**** Exercise data ****

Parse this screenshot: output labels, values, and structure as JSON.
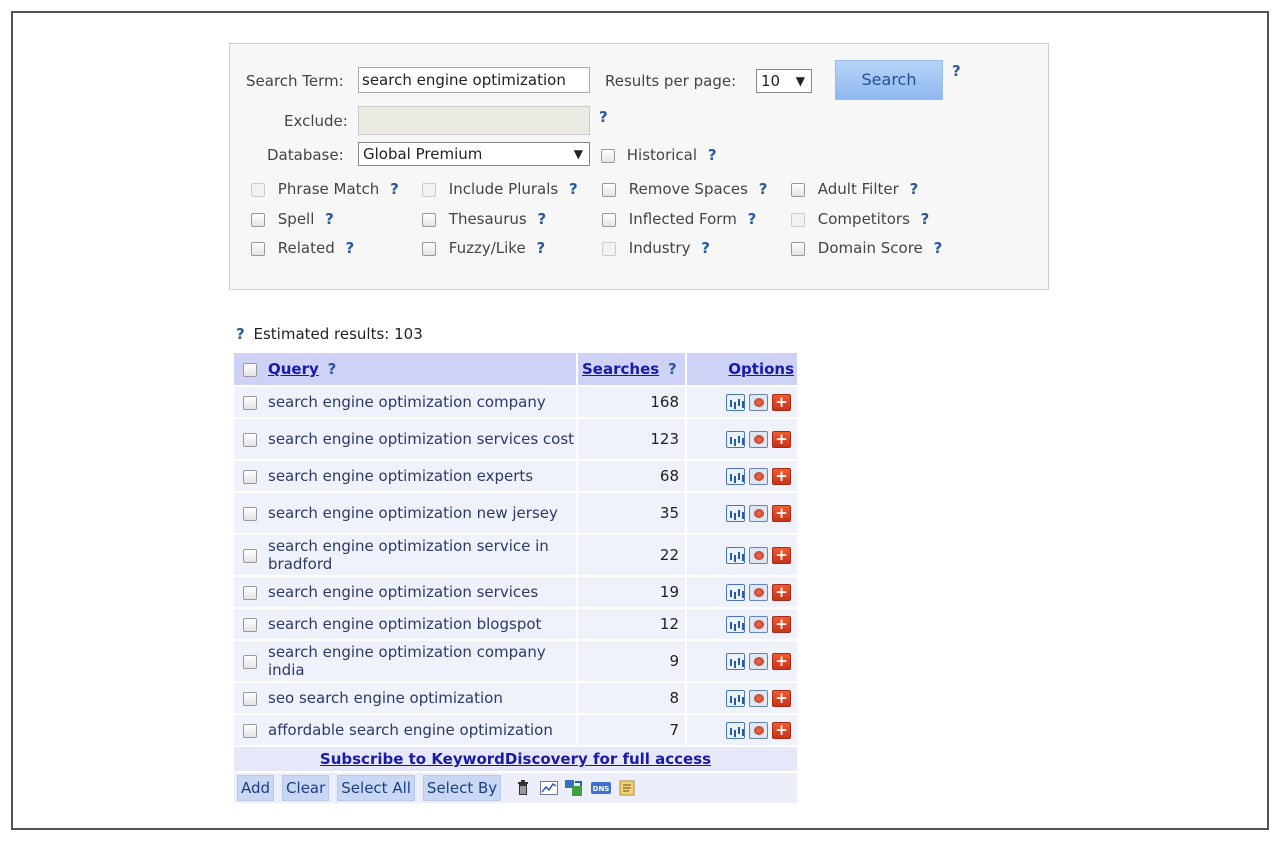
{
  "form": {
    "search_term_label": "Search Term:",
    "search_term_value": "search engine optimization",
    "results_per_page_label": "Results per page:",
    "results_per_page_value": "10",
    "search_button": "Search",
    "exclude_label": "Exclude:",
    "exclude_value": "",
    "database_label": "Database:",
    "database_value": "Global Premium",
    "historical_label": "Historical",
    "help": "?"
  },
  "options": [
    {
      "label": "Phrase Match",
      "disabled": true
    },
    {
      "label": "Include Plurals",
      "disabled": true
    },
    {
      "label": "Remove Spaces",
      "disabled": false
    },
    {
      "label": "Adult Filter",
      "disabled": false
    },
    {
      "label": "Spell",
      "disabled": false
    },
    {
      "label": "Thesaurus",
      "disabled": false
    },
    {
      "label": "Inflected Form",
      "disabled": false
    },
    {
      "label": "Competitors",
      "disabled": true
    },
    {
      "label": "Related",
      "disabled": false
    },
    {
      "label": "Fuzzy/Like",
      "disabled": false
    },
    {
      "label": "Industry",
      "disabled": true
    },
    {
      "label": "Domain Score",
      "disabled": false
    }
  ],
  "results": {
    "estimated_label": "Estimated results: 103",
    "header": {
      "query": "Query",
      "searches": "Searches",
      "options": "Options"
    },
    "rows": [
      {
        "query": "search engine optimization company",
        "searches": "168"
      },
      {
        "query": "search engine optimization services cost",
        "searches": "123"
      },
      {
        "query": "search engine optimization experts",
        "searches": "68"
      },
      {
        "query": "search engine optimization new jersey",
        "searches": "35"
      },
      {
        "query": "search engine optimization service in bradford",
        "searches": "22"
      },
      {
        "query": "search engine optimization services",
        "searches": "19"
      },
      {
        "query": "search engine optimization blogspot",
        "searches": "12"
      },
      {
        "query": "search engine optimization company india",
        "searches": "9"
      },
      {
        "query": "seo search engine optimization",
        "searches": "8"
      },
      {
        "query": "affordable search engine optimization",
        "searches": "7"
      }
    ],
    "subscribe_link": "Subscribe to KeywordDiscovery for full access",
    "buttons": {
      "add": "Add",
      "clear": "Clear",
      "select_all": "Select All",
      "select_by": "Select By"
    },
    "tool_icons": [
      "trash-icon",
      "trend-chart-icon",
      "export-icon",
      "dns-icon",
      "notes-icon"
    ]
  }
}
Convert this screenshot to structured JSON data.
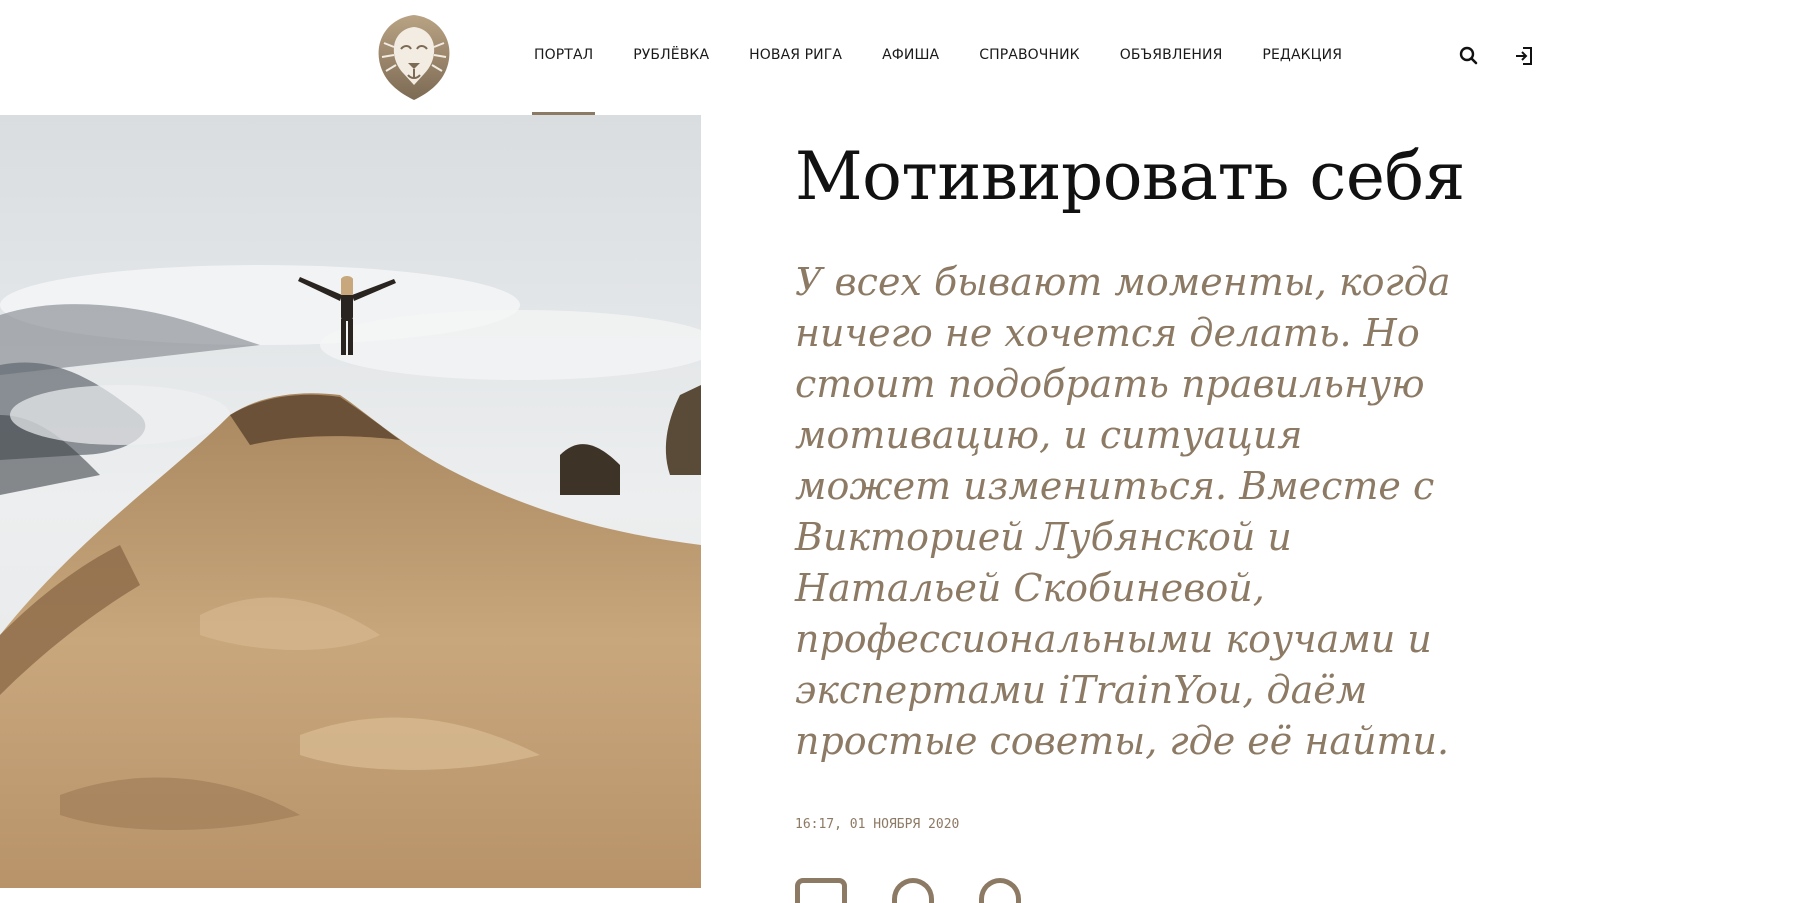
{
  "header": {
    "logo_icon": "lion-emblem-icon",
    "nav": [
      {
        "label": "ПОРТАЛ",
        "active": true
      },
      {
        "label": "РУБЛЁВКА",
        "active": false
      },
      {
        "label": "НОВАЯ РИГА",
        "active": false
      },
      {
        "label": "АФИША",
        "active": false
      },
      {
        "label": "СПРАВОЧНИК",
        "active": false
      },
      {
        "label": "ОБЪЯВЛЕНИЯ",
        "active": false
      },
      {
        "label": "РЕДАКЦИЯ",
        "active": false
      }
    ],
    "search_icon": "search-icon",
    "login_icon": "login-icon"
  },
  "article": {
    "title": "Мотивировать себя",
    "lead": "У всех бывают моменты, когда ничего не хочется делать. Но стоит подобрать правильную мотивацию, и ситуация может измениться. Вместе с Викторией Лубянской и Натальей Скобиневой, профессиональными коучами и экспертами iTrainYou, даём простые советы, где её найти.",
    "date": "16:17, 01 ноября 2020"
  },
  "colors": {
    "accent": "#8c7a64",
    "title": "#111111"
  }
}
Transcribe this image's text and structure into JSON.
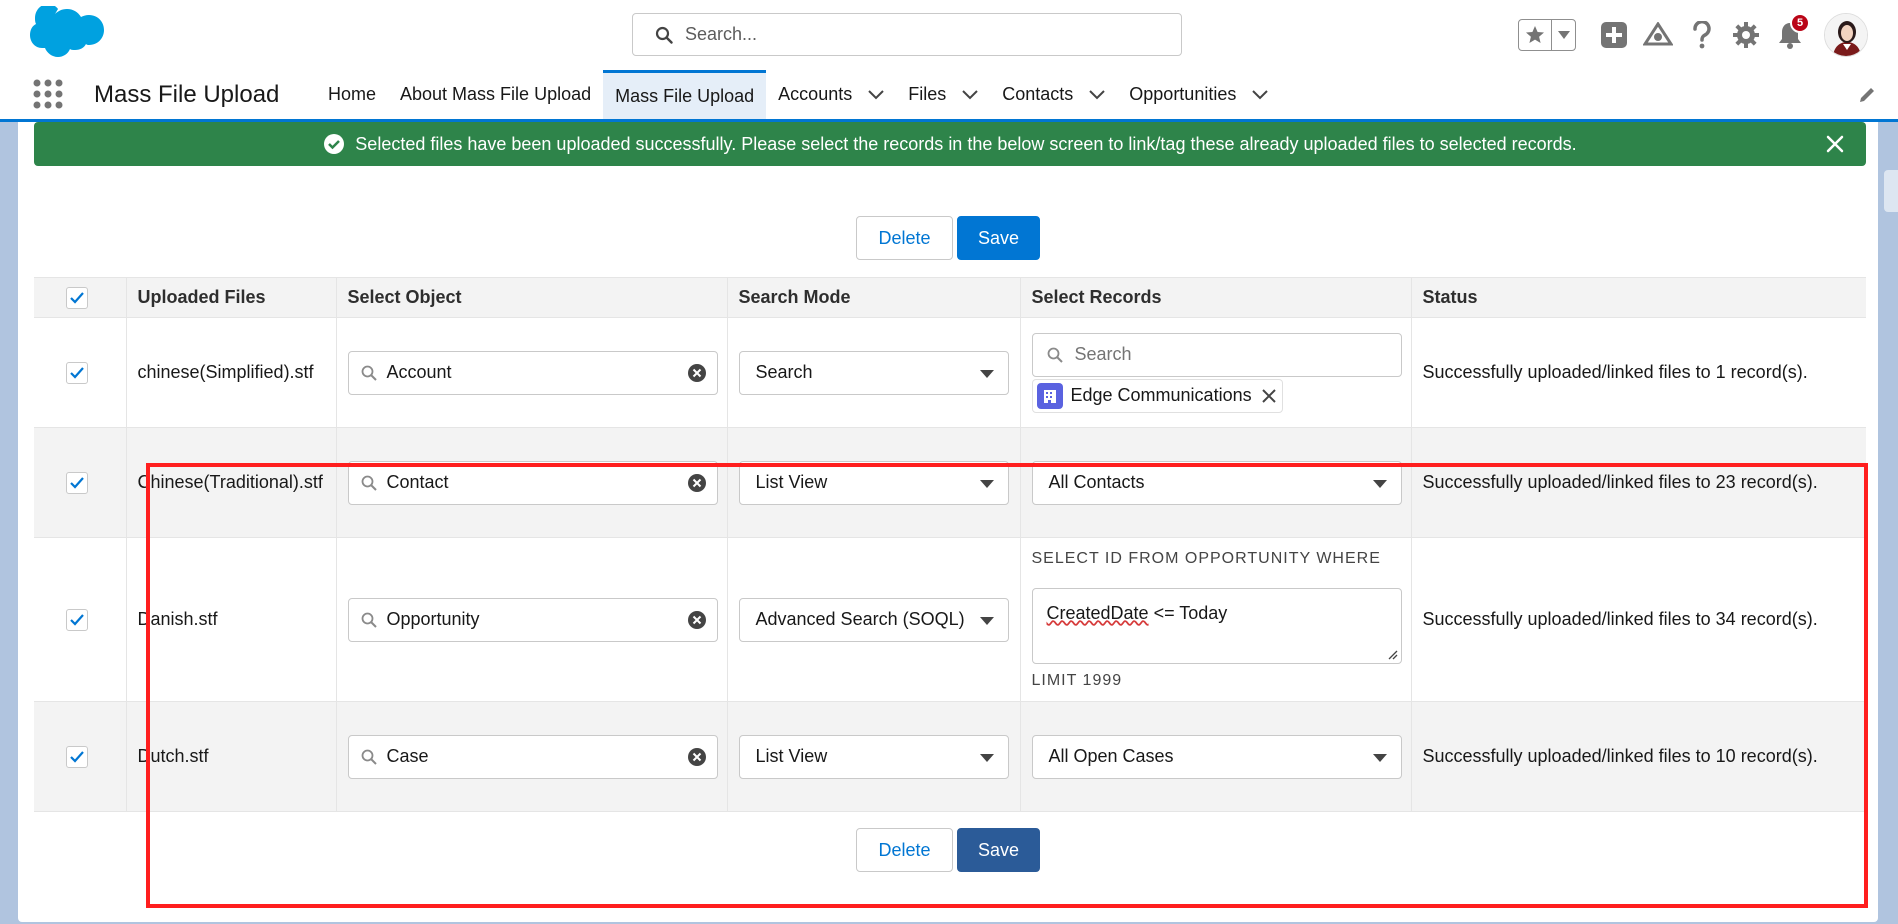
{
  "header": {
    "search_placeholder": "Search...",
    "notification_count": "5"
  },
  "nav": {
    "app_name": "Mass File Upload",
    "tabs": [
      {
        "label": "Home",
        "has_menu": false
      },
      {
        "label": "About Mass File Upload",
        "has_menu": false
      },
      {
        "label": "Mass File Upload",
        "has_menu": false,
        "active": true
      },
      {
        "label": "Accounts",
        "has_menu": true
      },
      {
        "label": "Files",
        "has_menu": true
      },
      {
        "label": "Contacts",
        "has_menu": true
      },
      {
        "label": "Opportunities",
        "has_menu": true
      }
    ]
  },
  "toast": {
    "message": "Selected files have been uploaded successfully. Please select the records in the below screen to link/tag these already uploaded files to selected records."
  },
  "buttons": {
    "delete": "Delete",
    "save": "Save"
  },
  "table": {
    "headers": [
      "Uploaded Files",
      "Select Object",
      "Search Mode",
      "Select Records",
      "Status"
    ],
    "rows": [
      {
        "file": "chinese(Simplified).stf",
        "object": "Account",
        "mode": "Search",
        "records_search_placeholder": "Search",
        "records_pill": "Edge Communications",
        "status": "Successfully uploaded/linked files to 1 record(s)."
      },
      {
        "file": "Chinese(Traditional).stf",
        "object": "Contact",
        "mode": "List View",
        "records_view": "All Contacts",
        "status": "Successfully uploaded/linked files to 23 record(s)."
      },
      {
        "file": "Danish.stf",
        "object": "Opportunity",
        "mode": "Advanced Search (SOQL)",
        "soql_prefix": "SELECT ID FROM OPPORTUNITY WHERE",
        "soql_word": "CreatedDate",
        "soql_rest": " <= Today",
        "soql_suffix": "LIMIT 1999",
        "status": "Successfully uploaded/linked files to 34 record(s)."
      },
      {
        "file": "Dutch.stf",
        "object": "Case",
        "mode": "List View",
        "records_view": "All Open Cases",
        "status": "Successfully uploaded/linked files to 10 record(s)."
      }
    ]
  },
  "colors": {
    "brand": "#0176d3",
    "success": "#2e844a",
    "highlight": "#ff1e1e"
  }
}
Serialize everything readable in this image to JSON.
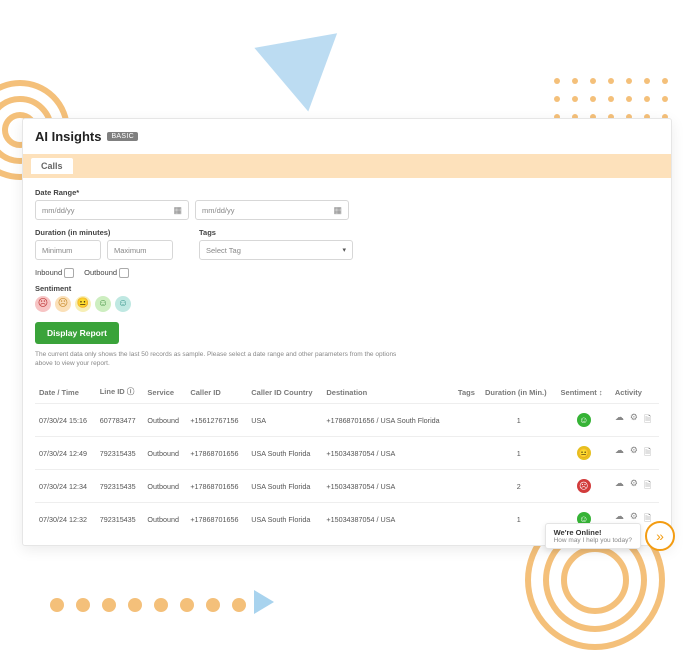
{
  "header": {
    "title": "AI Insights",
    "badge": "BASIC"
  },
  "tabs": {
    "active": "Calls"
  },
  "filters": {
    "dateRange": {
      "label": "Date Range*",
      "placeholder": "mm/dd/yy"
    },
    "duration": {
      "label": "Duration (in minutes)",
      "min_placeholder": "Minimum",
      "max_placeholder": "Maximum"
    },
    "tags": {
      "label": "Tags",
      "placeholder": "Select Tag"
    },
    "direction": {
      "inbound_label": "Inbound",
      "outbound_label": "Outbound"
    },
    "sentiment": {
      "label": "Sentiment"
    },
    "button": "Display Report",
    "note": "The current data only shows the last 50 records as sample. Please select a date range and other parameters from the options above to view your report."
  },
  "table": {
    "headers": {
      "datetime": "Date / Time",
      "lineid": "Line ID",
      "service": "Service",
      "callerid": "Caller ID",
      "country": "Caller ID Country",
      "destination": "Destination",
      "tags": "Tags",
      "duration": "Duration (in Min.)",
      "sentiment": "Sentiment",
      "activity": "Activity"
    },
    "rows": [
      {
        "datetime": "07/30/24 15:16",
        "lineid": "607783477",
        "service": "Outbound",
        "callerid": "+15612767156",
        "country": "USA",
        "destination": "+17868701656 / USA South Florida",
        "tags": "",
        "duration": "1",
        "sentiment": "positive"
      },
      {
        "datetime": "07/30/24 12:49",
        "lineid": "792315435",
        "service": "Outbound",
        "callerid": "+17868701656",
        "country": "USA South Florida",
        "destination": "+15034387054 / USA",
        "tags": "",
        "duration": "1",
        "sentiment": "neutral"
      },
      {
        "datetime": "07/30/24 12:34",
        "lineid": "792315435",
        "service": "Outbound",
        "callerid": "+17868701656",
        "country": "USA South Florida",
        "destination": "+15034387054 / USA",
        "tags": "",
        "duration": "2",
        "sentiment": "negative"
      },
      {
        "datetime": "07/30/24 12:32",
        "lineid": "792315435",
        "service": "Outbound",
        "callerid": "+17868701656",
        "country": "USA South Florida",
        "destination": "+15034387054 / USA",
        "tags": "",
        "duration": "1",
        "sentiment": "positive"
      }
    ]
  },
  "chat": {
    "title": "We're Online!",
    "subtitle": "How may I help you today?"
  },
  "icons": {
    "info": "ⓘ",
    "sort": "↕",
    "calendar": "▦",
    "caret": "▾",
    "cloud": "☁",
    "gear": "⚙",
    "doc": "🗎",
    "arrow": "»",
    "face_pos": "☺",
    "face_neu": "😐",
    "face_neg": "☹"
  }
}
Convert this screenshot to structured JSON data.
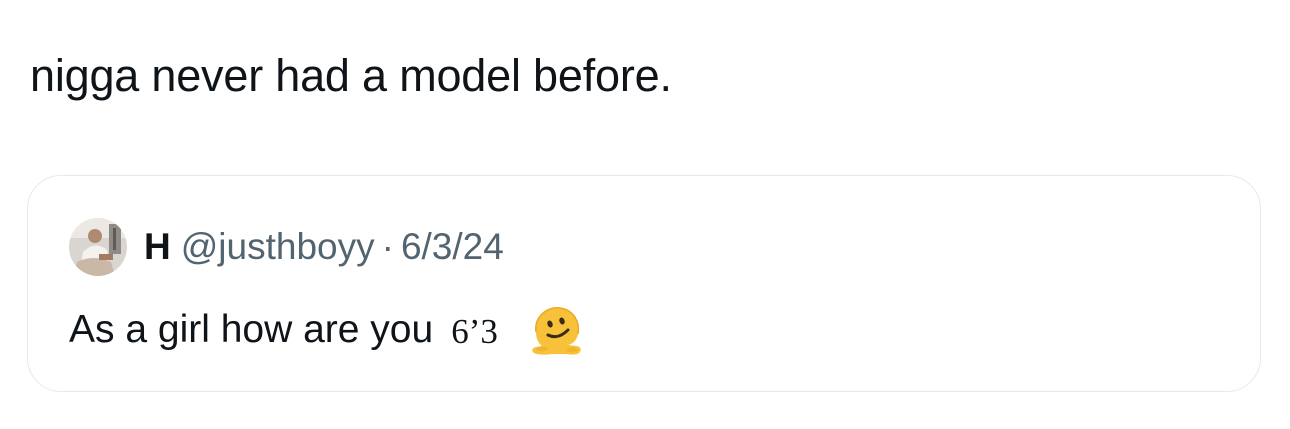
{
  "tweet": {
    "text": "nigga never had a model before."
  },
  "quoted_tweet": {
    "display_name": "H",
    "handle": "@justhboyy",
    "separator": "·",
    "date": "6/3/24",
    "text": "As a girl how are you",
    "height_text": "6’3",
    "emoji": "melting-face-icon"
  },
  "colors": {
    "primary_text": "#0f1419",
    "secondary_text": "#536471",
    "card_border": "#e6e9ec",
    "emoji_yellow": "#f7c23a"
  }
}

****

▶ [Given problem]:
From the material above, gather all lines that include the string "searches" and copy them.

▶ [Exercise output]:
      "searches": "Searches",
        "searches": "168"
        "searches": "123"
        "searches": "68"
        "searches": "35"
        "searches": "22"
        "searches": "19"
        "searches": "12"
        "searches": "9"
        "searches": "8"
        "searches": "7"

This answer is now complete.